(Collected data entries)
# # # #

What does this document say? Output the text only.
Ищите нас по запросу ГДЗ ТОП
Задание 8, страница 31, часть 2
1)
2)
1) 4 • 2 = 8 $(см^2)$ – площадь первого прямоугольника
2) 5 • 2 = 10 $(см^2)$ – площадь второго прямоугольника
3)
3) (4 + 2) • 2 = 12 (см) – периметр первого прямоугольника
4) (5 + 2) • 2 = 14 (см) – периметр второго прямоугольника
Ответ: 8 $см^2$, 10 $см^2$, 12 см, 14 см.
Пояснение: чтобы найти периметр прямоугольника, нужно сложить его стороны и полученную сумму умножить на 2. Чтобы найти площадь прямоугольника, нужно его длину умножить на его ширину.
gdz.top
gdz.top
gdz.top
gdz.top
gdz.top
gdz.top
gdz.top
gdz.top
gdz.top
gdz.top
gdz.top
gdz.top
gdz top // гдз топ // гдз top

# # # #

What needs to be done: Read through the entries and copy each line in which "площадь" appears.

Output below:
1) 4 • 2 = 8 $(см^2)$ – площадь первого прямоугольника
2) 5 • 2 = 10 $(см^2)$ – площадь второго прямоугольника
Пояснение: чтобы найти периметр прямоугольника, нужно сложить его стороны и полученную сумму умножить на 2. Чтобы найти площадь прямоугольника, нужно его длину умножить на его ширину.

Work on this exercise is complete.